DIRECTIVE: Look through the records below and collect all lines that hold the string "past".

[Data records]
* * *

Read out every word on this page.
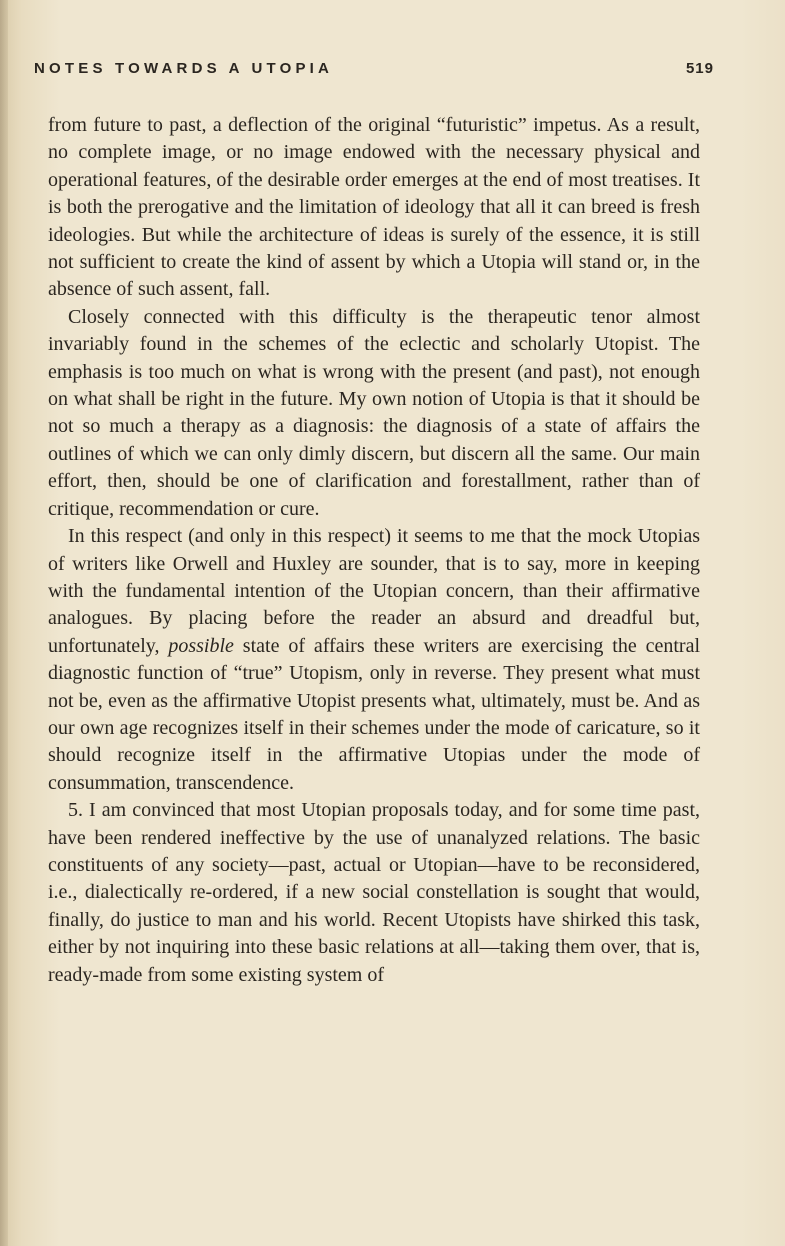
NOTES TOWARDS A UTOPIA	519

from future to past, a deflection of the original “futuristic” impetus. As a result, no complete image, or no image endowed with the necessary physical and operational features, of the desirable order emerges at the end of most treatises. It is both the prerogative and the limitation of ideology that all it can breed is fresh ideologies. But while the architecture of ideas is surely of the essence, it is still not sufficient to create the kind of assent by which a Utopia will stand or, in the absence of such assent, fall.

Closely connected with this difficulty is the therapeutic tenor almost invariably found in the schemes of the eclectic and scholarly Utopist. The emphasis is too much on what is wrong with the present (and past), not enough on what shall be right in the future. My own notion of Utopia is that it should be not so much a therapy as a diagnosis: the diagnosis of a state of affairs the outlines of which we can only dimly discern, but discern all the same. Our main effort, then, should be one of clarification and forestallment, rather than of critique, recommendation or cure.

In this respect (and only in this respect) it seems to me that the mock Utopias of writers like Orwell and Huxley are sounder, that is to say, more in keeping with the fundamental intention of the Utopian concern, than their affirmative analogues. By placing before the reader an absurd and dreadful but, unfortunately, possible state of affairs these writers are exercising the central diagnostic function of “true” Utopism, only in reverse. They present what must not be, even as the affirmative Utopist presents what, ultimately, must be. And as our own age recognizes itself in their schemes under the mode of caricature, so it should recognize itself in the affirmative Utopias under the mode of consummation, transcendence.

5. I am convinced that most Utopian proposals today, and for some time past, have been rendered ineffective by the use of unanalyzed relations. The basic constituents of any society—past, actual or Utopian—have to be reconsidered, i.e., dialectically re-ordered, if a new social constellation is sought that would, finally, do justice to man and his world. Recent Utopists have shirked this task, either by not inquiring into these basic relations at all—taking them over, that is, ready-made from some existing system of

* * *

ANSWER:
from future to past, a deflection of the original “futuristic” impetus. As a result, no complete image, or no image endowed with the necessary physical and operational features, of the desirable order emerges at the end of most treatises. It is both the prerogative and the limitation of ideology that all it can breed is fresh ideologies. But while the architecture of ideas is surely of the essence, it is still not sufficient to create the kind of assent by which a Utopia will stand or, in the absence of such assent, fall.
Closely connected with this difficulty is the therapeutic tenor almost invariably found in the schemes of the eclectic and scholarly Utopist. The emphasis is too much on what is wrong with the present (and past), not enough on what shall be right in the future. My own notion of Utopia is that it should be not so much a therapy as a diagnosis: the diagnosis of a state of affairs the outlines of which we can only dimly discern, but discern all the same. Our main effort, then, should be one of clarification and forestallment, rather than of critique, recommendation or cure.
5. I am convinced that most Utopian proposals today, and for some time past, have been rendered ineffective by the use of unanalyzed relations. The basic constituents of any society—past, actual or Utopian—have to be reconsidered, i.e., dialectically re-ordered, if a new social constellation is sought that would, finally, do justice to man and his world. Recent Utopists have shirked this task, either by not inquiring into these basic relations at all—taking them over, that is, ready-made from some existing system of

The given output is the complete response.